(Stored items)
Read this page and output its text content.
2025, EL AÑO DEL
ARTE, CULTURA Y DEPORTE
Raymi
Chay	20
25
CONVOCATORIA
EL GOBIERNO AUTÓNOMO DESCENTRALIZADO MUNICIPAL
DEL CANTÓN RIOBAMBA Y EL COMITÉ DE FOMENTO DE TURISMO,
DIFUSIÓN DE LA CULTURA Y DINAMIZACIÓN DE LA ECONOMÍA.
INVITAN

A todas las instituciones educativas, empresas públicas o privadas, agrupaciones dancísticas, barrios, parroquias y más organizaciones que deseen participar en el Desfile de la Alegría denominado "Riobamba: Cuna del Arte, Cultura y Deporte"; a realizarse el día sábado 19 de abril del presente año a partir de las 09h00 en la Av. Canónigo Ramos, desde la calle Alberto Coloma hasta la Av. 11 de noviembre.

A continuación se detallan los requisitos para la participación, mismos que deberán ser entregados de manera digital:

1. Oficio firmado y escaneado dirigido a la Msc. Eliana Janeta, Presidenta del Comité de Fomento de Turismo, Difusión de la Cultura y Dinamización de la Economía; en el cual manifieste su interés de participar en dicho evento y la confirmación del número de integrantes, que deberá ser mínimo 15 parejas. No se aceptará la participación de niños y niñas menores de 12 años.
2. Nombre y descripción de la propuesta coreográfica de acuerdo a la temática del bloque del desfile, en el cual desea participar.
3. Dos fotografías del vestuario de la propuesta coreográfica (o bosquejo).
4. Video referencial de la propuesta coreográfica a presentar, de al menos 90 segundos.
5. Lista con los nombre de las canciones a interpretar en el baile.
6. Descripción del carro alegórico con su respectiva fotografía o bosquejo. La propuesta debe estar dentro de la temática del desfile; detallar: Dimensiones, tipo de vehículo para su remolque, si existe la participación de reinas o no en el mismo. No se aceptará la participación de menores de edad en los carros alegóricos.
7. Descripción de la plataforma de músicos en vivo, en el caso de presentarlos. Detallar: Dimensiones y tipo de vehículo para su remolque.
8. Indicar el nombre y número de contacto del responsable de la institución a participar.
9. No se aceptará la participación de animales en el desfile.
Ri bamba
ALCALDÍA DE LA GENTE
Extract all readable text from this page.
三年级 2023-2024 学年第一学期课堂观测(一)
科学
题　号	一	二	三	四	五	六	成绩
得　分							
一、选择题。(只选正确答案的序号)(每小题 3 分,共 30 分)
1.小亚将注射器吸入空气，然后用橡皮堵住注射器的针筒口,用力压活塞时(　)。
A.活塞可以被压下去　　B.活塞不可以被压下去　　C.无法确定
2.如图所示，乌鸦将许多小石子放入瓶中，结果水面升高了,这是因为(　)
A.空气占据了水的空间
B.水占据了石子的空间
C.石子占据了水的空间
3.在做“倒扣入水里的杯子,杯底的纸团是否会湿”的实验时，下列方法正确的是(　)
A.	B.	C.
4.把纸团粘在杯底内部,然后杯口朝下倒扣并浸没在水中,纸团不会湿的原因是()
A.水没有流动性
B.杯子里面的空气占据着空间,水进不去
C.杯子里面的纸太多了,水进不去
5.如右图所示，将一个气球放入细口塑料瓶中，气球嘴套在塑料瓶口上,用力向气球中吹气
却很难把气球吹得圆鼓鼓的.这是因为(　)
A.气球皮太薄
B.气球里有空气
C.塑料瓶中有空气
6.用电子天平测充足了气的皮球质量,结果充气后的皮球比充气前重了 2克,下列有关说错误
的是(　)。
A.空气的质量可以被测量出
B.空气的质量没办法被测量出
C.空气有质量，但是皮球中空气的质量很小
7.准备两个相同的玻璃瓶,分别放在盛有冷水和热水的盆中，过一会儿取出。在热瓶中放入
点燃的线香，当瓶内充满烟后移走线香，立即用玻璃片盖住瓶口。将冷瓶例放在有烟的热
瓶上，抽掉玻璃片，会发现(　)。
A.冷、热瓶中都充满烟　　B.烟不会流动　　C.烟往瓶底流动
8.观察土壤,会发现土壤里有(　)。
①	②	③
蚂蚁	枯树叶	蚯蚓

* WHAT IS EXPECTED
Show every line of the records above that contains the word "this".

* RESPONSE
Read this page and output its text content.
Extract all readable text from this page.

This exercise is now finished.